正文部分:
遍历设备,主要根据设备资源余量来判断是否够container分配,返回所有够分配的设备

pkg/scheduler/scheduler.go:458

 nodeScores, err := s.calcScore(nodeUsage, nums, annos, args.Pod)
if err != nil {
err := fmt.Errorf("calcScore failed %v for pod %v", err, args.Pod.Name)
s.recordScheduleFilterResultEvent(args.Pod, EventReasonFilteringFailed, []string{}, err)
return nil, err
}
if len((*nodeScores).NodeList) == 0 {
klog.V(4).Infof("All node scores do not meet for pod %v", args.Pod.Name)
s.recordScheduleFilterResultEvent(args.Pod, EventReasonFilteringFailed, []string{}, fmt.Errorf("no available node, all node scores do not meet"))
return &extenderv1.ExtenderFilterResult{
FailedNodes: failedNodes,
}, nil
}
klog.V(4).Infoln("nodeScores_len=", len((*nodeScores).NodeList))
sort.Sort(nodeScores)
m := (*nodeScores).NodeList[len((*nodeScores).NodeList)-1]
klog.Infof("schedule %v/%v to %v %v", args.Pod.Namespace, args.Pod.Name, m.NodeID, m.Devices)

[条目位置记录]
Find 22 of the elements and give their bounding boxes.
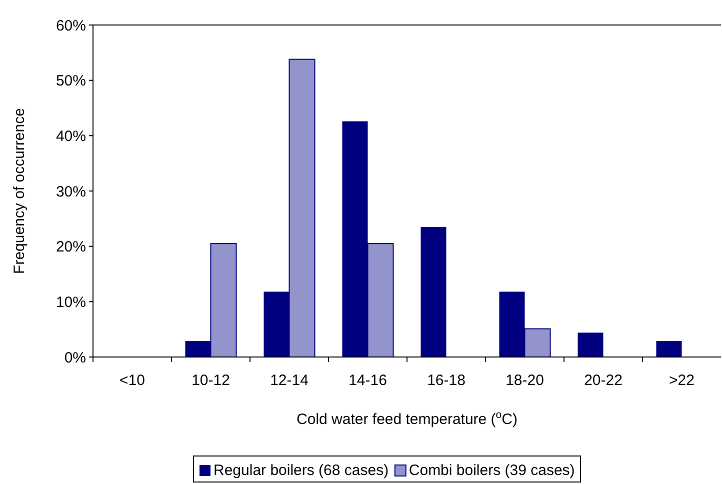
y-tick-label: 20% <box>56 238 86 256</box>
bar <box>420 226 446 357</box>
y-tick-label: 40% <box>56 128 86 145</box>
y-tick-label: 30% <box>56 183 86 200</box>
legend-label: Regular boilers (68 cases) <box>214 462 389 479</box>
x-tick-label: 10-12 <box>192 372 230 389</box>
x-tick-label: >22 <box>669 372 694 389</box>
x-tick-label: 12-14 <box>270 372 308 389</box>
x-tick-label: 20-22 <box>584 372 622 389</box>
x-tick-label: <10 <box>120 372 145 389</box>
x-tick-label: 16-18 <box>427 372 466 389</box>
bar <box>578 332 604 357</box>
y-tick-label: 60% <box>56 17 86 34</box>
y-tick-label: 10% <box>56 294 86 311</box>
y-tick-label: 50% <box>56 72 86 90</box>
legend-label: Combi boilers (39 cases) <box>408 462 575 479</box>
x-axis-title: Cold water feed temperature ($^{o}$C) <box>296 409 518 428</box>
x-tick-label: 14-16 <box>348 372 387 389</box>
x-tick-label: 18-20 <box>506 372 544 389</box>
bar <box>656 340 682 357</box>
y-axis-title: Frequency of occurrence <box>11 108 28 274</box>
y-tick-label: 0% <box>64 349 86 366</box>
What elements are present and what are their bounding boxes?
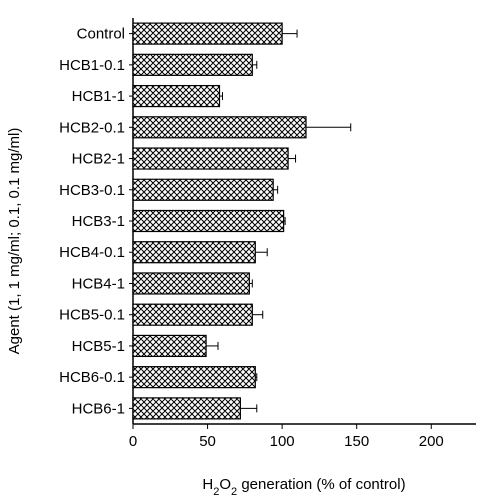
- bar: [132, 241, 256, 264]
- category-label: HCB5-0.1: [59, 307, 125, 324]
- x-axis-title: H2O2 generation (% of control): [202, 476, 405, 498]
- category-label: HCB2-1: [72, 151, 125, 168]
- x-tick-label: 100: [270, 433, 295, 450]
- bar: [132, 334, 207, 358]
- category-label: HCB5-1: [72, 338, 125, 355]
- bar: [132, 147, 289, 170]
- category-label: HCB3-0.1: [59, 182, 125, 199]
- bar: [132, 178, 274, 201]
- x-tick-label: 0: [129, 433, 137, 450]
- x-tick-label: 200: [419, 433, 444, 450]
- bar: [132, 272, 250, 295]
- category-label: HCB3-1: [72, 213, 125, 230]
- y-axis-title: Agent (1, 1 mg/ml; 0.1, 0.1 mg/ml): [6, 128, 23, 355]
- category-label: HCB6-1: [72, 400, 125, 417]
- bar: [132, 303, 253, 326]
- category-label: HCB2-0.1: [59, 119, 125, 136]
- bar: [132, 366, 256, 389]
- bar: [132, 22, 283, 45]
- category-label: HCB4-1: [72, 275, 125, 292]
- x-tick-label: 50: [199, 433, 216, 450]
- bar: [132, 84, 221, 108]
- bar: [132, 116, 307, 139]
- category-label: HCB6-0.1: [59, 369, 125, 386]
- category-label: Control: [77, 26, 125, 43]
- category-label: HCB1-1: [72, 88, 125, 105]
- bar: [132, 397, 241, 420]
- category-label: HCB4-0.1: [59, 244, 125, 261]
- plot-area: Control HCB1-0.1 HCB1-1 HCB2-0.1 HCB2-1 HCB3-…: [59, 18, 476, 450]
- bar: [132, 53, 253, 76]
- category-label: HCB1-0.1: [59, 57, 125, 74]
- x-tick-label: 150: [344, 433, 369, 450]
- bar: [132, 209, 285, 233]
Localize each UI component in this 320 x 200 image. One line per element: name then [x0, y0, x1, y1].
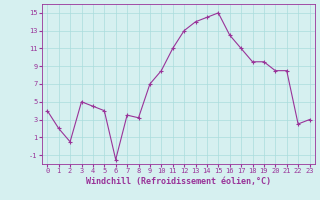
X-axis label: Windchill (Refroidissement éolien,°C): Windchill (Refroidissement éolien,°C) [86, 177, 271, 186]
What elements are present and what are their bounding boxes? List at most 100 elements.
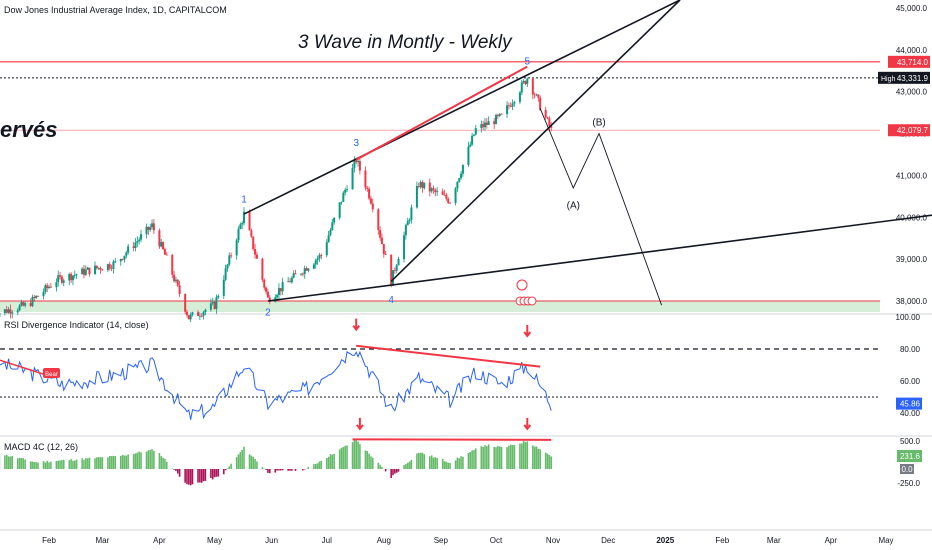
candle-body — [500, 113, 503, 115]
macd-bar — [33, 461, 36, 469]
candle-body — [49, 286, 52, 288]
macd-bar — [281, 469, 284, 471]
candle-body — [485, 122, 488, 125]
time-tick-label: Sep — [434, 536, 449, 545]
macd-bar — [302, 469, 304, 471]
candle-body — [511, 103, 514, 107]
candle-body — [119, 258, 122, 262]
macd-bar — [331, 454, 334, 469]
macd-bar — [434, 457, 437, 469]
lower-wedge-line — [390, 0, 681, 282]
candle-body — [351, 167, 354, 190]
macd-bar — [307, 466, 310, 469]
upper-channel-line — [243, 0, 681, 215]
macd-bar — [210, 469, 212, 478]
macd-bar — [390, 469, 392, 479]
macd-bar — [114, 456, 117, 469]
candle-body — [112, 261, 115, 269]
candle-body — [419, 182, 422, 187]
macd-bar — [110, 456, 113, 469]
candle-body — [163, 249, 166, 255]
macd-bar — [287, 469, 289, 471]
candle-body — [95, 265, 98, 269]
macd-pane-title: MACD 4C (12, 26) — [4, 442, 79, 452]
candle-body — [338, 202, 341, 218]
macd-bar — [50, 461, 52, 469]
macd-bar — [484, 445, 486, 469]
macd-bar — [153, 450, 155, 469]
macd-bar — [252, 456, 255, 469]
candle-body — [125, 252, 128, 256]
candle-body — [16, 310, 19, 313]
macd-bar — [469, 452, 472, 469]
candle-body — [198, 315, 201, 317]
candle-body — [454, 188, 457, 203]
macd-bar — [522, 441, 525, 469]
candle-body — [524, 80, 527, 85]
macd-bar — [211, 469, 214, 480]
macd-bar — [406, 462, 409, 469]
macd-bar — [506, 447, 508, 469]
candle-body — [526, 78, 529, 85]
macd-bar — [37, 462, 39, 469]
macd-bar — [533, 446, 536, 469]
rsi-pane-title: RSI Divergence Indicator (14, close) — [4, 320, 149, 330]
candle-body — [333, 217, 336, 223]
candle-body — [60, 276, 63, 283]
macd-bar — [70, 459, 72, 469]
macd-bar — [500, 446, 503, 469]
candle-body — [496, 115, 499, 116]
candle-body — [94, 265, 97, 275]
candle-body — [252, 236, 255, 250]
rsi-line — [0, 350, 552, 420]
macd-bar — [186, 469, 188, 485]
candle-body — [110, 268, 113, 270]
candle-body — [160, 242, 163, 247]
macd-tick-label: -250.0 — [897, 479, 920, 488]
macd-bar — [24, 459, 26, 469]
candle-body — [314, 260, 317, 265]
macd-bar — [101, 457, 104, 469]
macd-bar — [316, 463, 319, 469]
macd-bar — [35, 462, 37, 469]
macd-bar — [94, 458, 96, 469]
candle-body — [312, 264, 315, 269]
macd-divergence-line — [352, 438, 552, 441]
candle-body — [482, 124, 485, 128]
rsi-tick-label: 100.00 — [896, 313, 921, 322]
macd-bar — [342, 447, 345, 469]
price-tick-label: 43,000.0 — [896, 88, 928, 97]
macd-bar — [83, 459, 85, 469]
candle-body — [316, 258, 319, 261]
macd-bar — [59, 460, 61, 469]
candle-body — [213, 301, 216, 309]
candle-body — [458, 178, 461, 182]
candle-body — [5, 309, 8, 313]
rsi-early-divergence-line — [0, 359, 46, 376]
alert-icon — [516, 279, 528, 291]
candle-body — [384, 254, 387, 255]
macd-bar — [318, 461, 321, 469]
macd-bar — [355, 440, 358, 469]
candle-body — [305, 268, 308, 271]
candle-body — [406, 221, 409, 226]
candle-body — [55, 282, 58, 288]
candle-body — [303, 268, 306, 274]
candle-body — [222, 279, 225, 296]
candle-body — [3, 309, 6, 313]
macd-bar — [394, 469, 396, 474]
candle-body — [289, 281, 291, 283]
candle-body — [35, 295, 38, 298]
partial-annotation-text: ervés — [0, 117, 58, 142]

练习要求:
a) 对照正文，判断下列说法是否相符，逐条回答“是”或“否”，并原样引用正文中起决定作用的字句：(i) calcScore 出错时，代码返回 nil 和该错误；(ii) 所示代码出自 pkg/scheduler/scheduler.go 的第 458 行；(iii) 排序后选取的是 NodeList 中的第一个节点。
b) 抄录正文中以“if err != nil”开头、一直到“sort.Sort(nodeScores)”为止的部分。

参考答案:
a)
(i) 是，“return nil, err”
(ii) 是，“pkg/scheduler/scheduler.go:458”
(iii) 否，“m := (*nodeScores).NodeList[len((*nodeScores).NodeList)-1]”

b)
if err != nil {
err := fmt.Errorf("calcScore failed %v for pod %v", err, args.Pod.Name)
s.recordScheduleFilterResultEvent(args.Pod, EventReasonFilteringFailed, []string{}, err)
return nil, err
}
if len((*nodeScores).NodeList) == 0 {
klog.V(4).Infof("All node scores do not meet for pod %v", args.Pod.Name)
s.recordScheduleFilterResultEvent(args.Pod, EventReasonFilteringFailed, []string{}, fmt.Errorf("no available node, all node scores do not meet"))
return &extenderv1.ExtenderFilterResult{
FailedNodes: failedNodes,
}, nil
}
klog.V(4).Infoln("nodeScores_len=", len((*nodeScores).NodeList))
sort.Sort(nodeScores)